■ What the task asks
What is the count of lines in the listing below that hold the string "ミュージックを一時停止"? Reply with that number alone.

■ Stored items
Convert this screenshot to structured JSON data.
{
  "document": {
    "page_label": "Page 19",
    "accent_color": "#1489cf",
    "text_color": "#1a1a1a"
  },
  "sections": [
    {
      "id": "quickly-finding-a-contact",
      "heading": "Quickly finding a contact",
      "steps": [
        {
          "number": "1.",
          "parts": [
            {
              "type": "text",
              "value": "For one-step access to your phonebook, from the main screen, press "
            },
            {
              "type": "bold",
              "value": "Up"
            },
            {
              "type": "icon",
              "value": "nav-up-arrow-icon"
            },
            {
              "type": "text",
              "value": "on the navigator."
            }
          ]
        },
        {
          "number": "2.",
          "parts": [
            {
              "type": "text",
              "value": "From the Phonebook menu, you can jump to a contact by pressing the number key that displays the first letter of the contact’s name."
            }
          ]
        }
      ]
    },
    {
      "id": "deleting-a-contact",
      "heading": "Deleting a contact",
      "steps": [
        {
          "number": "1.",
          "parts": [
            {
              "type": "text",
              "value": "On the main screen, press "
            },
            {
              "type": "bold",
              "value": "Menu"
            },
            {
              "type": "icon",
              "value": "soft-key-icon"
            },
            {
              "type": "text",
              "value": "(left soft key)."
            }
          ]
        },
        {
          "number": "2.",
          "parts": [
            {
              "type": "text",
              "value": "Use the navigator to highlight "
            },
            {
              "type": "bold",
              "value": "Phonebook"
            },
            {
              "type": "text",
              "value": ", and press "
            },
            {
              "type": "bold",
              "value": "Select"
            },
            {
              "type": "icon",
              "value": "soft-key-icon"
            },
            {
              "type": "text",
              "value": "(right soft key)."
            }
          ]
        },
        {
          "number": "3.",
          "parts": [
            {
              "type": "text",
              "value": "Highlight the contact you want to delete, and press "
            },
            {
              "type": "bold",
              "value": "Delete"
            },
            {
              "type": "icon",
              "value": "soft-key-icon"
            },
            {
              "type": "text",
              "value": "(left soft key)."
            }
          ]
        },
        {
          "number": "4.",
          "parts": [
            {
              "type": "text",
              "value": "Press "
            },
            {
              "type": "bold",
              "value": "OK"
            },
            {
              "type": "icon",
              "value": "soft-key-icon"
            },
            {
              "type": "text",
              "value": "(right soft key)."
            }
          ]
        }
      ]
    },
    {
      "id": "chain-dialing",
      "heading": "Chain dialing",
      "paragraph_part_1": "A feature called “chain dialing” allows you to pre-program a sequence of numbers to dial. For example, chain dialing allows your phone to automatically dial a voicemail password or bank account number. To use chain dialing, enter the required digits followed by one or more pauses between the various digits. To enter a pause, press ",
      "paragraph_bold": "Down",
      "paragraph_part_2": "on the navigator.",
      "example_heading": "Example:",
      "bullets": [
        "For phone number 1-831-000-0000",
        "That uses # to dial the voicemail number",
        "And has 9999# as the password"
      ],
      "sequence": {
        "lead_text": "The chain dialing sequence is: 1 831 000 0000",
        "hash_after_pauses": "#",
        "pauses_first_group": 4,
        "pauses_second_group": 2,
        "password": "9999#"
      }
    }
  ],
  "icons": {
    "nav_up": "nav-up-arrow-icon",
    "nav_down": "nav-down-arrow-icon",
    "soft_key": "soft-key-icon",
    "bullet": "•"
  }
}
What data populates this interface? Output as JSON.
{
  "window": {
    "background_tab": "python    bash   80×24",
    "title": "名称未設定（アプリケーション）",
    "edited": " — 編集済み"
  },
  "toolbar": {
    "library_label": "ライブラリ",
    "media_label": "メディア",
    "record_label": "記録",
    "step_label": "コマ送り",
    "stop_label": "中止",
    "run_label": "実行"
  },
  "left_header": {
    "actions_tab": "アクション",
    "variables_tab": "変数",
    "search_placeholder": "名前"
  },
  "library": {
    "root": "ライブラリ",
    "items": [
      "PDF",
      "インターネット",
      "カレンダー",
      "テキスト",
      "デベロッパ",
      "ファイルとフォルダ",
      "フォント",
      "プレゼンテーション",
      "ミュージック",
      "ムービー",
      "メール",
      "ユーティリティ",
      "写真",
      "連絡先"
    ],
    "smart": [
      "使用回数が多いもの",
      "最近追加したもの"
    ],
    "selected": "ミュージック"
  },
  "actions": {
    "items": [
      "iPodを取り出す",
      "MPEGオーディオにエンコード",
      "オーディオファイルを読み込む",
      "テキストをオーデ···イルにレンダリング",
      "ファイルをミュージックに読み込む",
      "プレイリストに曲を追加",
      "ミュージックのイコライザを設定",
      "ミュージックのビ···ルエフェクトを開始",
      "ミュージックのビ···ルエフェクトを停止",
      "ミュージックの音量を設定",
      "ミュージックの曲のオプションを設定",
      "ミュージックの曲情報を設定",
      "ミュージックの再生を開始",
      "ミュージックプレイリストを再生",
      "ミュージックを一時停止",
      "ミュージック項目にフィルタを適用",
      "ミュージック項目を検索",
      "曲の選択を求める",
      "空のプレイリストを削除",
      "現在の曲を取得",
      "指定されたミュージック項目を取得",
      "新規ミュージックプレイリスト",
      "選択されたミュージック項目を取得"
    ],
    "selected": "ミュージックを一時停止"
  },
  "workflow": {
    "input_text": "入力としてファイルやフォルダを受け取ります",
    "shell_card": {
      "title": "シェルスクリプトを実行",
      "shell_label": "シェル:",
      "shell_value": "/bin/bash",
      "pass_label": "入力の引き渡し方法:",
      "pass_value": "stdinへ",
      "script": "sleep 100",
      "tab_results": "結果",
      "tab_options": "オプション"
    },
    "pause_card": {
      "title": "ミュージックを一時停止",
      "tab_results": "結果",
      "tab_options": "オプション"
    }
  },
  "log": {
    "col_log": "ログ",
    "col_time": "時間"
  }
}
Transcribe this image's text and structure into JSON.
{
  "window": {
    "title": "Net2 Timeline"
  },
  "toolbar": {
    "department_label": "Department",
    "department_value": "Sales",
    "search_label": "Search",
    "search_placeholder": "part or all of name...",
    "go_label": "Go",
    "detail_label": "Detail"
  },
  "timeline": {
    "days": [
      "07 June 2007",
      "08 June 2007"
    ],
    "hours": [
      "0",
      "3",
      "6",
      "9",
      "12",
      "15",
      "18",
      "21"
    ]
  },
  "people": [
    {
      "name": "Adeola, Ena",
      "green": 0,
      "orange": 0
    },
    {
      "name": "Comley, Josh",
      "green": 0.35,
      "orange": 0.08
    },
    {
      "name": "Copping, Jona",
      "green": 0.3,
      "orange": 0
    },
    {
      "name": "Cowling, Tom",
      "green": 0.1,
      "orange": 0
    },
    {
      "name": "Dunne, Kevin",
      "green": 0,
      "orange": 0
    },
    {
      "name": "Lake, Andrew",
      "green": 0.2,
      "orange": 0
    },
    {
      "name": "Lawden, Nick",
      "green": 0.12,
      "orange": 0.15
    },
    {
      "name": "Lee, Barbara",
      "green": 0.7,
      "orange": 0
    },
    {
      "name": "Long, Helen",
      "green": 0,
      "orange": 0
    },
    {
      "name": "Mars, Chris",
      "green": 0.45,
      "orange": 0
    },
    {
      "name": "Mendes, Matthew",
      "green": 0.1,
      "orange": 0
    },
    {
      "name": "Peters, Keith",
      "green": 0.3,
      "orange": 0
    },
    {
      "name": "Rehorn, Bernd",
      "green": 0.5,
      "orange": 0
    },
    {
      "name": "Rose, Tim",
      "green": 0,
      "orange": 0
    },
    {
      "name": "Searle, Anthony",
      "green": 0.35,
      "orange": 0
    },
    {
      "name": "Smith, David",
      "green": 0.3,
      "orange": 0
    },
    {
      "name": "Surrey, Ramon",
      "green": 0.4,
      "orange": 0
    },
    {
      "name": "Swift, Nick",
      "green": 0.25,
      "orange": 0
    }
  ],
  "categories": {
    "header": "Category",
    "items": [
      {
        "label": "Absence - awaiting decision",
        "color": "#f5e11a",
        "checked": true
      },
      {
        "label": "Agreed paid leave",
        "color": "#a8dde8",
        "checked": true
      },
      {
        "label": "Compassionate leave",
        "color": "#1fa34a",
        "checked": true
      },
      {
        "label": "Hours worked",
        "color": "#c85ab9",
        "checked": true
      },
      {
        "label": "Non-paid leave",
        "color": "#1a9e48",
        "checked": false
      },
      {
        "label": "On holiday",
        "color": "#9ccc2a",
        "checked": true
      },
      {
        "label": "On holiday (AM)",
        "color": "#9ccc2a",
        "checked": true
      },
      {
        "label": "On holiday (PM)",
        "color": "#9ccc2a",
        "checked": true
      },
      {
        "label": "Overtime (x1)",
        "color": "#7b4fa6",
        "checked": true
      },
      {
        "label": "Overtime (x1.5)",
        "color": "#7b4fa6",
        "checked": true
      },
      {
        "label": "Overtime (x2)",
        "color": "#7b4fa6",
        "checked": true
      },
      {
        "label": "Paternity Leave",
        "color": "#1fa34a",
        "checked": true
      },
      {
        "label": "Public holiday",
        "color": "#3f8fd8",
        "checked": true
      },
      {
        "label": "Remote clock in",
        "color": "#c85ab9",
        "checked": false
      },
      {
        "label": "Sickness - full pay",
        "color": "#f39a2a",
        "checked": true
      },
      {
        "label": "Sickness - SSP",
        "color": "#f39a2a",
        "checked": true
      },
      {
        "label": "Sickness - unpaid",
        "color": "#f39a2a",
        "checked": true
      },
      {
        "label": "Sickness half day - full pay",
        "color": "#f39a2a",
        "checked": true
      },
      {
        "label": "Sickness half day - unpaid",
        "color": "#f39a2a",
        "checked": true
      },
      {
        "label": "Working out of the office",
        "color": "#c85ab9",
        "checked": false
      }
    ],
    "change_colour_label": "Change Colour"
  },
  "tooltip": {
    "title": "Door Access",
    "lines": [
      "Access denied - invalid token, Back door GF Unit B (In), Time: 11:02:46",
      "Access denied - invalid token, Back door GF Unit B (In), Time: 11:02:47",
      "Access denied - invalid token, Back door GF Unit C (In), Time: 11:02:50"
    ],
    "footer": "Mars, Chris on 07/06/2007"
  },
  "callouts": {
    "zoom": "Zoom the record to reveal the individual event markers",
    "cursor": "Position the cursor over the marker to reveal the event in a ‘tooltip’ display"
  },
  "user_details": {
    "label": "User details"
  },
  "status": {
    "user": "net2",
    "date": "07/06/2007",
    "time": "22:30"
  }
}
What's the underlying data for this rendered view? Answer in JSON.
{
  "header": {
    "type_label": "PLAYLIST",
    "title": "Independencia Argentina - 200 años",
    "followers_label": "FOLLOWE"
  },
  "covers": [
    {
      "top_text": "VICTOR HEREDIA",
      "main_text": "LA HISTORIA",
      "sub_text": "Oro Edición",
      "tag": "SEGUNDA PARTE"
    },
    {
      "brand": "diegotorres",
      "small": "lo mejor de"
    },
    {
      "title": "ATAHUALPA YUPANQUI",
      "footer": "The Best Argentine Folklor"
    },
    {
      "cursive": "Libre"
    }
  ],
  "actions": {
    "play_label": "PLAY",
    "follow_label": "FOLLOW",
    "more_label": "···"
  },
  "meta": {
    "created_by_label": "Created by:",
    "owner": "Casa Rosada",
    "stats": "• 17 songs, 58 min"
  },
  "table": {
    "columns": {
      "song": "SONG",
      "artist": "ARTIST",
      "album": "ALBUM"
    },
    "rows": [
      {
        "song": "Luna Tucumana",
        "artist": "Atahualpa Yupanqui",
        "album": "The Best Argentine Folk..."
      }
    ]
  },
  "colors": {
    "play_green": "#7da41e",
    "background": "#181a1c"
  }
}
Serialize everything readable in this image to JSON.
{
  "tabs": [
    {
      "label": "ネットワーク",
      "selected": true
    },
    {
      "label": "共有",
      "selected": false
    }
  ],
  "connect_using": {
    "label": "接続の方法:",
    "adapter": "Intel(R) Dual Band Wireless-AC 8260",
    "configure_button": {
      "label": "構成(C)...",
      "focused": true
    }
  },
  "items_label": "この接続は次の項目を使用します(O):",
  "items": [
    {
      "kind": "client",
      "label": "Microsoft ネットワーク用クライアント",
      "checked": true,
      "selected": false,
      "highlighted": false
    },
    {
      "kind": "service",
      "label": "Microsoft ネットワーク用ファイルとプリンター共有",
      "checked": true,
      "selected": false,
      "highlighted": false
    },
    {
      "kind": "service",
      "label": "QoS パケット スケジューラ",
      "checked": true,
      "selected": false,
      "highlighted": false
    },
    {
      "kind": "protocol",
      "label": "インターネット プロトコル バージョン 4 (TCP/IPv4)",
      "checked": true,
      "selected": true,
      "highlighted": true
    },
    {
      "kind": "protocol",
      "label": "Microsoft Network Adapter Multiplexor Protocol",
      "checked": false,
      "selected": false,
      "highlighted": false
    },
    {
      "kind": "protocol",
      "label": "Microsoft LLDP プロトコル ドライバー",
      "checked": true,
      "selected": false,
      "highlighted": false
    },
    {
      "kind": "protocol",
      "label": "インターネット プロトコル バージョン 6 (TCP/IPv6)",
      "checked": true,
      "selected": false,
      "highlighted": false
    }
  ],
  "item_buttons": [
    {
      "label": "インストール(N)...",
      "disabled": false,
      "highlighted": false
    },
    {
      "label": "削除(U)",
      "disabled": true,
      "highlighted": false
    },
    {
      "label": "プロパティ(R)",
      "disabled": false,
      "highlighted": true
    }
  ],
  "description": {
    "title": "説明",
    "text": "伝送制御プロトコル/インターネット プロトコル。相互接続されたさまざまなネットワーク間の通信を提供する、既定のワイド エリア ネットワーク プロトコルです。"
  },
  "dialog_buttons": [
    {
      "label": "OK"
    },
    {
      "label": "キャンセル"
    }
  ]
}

■ Output below
3